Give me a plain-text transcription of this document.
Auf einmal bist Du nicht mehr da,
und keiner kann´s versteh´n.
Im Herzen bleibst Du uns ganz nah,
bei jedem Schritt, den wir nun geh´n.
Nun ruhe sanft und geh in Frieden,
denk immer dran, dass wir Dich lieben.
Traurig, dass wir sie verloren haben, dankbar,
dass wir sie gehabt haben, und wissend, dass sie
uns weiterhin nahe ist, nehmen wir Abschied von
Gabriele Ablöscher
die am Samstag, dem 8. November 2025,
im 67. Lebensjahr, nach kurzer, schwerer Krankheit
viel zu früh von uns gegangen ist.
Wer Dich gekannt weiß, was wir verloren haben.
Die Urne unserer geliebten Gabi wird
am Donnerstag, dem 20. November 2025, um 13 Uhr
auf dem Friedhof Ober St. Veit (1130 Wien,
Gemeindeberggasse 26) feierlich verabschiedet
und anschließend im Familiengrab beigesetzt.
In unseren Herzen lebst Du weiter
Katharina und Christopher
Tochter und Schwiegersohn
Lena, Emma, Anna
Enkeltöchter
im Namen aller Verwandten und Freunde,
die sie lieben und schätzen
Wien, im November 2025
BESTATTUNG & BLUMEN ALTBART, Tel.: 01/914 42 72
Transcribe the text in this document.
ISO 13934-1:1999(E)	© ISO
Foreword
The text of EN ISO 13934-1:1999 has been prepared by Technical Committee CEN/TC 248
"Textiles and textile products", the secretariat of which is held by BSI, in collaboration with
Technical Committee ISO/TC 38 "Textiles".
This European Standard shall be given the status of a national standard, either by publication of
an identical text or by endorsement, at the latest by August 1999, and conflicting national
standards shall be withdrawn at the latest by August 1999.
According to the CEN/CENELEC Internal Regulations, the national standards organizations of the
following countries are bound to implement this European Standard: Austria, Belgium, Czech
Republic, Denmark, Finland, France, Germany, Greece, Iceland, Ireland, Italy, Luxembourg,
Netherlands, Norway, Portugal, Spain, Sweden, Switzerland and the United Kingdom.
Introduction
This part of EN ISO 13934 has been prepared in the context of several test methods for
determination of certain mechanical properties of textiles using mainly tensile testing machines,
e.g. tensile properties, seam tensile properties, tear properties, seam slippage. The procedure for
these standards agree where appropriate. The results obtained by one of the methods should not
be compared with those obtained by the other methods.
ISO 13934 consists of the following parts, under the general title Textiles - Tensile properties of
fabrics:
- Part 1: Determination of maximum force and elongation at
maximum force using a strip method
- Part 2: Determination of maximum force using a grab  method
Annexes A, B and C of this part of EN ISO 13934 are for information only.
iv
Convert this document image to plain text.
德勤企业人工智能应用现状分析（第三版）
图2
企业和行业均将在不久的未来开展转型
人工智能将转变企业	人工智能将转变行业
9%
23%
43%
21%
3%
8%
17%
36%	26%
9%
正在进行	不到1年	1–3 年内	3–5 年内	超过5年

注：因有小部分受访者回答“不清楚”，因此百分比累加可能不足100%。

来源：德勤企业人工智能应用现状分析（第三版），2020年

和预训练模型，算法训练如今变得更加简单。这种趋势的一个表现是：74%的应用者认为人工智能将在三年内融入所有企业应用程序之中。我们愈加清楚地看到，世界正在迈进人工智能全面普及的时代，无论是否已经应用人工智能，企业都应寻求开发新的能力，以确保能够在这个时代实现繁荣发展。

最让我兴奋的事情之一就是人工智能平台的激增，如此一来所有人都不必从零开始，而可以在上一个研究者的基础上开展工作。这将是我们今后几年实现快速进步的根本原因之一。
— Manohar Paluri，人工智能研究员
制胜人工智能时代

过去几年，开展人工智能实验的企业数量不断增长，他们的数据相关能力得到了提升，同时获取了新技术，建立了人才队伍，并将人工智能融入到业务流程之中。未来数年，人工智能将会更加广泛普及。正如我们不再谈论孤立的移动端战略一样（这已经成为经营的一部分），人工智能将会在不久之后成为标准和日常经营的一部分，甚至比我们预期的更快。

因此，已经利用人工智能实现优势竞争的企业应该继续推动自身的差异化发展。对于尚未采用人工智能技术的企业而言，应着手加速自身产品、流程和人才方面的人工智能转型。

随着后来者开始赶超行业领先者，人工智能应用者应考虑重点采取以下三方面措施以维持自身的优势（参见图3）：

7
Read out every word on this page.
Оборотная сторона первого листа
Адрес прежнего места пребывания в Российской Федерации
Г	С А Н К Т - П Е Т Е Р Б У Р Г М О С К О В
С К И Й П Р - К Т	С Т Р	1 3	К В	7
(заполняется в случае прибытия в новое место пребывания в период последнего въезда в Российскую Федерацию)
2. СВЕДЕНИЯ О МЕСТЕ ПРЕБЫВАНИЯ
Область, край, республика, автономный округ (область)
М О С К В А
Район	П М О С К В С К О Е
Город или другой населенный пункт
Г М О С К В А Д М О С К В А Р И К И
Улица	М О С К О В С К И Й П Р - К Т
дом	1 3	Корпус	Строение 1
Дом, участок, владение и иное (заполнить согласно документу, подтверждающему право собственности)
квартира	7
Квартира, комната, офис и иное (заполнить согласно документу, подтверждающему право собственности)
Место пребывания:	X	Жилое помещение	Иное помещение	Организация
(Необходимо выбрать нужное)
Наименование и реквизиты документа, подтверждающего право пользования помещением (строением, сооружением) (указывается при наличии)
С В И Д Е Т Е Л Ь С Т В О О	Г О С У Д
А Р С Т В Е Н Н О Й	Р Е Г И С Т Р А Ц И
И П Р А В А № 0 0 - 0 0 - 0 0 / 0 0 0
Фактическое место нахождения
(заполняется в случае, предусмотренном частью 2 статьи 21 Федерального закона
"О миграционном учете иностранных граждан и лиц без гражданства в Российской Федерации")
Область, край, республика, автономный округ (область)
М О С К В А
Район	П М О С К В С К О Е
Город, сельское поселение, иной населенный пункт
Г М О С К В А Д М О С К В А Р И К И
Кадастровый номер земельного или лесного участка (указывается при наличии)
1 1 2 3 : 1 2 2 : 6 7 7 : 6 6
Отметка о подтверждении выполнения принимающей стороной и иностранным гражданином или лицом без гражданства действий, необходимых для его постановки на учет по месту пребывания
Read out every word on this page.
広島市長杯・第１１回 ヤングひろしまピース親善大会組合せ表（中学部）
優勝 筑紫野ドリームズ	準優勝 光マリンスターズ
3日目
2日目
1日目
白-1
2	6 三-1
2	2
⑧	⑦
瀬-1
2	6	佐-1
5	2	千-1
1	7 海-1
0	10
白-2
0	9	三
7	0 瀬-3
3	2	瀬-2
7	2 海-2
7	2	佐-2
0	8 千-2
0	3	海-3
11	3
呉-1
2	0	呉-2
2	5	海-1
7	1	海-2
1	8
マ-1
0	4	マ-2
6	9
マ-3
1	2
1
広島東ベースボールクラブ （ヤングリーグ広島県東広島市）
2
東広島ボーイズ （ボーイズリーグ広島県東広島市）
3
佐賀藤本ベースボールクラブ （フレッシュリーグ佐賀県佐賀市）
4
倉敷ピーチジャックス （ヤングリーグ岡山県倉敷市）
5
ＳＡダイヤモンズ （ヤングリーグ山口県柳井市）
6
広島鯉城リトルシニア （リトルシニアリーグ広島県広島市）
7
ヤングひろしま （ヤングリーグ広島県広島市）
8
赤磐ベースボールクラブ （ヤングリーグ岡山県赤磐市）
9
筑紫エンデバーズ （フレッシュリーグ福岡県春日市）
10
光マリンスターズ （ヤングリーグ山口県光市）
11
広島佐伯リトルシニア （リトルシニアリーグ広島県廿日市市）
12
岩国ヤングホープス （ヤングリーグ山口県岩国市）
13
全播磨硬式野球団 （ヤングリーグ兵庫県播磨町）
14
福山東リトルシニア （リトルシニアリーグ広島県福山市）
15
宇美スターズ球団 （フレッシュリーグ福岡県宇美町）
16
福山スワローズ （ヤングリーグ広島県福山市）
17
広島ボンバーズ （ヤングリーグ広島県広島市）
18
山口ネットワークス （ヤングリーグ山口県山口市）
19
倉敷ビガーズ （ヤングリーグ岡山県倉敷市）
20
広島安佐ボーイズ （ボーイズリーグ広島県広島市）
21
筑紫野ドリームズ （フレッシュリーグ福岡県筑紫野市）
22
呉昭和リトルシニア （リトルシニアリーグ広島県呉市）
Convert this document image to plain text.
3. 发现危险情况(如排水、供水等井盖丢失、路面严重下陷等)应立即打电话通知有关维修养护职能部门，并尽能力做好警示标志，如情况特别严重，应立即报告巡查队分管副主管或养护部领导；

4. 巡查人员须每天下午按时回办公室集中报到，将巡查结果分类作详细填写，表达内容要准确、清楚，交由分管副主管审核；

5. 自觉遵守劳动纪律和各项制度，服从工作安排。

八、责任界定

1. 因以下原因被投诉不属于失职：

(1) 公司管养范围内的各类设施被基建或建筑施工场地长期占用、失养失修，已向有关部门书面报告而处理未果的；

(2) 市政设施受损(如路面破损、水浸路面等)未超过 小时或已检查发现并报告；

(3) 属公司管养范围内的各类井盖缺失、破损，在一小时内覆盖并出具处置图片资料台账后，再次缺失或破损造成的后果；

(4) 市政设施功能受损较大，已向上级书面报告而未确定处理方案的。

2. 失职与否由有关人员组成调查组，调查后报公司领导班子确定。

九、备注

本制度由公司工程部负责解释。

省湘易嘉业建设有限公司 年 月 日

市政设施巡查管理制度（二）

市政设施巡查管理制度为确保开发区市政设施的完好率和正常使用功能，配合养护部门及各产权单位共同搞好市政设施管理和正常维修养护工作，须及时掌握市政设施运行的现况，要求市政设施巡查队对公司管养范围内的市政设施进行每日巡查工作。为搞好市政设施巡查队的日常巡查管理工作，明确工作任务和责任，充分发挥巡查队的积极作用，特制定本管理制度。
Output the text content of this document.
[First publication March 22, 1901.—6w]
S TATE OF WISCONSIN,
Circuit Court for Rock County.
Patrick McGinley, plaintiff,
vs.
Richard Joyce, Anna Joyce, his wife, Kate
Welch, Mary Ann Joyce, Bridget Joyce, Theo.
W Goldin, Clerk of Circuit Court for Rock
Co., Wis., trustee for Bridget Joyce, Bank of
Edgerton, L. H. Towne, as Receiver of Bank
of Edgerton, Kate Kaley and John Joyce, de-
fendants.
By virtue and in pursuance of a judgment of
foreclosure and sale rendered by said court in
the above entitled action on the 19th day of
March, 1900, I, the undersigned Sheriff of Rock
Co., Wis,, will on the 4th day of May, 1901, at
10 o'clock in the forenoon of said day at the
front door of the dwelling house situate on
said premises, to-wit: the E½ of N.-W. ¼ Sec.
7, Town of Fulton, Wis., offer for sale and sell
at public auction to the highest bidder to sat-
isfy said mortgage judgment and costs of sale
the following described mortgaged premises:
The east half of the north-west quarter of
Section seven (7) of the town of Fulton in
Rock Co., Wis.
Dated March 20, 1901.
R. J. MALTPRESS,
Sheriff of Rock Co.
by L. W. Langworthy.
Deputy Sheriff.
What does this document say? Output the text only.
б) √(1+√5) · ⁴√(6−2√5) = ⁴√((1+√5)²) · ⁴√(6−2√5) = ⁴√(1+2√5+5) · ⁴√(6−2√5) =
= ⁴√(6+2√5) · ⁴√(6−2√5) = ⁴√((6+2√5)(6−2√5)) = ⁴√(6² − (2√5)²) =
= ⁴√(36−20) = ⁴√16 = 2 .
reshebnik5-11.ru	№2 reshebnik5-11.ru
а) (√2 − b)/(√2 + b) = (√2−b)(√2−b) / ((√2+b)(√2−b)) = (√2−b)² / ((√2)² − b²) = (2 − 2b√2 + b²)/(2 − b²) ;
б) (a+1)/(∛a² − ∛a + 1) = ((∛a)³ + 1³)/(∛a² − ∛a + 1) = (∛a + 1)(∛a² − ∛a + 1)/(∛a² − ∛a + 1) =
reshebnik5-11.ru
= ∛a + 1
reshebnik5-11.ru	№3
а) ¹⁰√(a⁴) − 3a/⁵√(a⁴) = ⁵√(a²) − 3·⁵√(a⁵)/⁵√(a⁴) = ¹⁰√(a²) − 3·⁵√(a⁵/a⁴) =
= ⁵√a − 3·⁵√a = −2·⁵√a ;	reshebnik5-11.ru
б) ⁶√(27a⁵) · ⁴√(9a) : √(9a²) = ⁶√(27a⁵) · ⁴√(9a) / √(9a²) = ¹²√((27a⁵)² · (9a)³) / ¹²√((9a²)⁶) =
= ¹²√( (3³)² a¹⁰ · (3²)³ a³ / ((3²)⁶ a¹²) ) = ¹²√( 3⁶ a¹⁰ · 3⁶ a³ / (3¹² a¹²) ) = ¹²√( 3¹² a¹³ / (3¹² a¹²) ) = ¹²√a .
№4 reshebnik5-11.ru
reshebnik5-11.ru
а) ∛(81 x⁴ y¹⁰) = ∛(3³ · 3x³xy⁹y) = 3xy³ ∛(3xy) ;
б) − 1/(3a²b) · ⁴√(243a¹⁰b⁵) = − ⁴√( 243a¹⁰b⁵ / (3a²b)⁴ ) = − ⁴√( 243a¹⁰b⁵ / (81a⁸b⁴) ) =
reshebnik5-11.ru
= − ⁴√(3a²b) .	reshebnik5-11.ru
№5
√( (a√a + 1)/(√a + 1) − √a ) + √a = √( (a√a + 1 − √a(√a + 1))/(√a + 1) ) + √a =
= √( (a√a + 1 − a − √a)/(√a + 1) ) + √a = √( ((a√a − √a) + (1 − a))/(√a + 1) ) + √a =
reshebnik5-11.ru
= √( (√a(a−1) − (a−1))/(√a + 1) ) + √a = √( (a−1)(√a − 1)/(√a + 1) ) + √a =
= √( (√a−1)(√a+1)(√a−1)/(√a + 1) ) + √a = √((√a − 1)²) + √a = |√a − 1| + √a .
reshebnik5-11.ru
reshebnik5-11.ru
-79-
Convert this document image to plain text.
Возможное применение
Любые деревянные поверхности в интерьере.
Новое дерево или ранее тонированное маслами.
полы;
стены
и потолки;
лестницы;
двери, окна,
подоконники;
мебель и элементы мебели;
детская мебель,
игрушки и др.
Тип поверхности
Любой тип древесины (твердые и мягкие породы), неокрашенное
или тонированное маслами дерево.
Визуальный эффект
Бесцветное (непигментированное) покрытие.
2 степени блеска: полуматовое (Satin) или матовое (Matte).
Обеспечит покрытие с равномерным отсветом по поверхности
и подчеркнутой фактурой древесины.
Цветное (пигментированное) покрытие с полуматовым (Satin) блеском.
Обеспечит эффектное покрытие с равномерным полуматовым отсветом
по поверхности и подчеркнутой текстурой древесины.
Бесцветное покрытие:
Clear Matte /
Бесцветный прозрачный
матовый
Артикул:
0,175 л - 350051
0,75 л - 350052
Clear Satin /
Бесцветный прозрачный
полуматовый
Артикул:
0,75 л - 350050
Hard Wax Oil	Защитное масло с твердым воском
___
### [PROBLEM DETAILS]
Count the lines above in which the word "населенный" appears, then state only that count.

### [ANSWER TO THIS EXERCISE]
2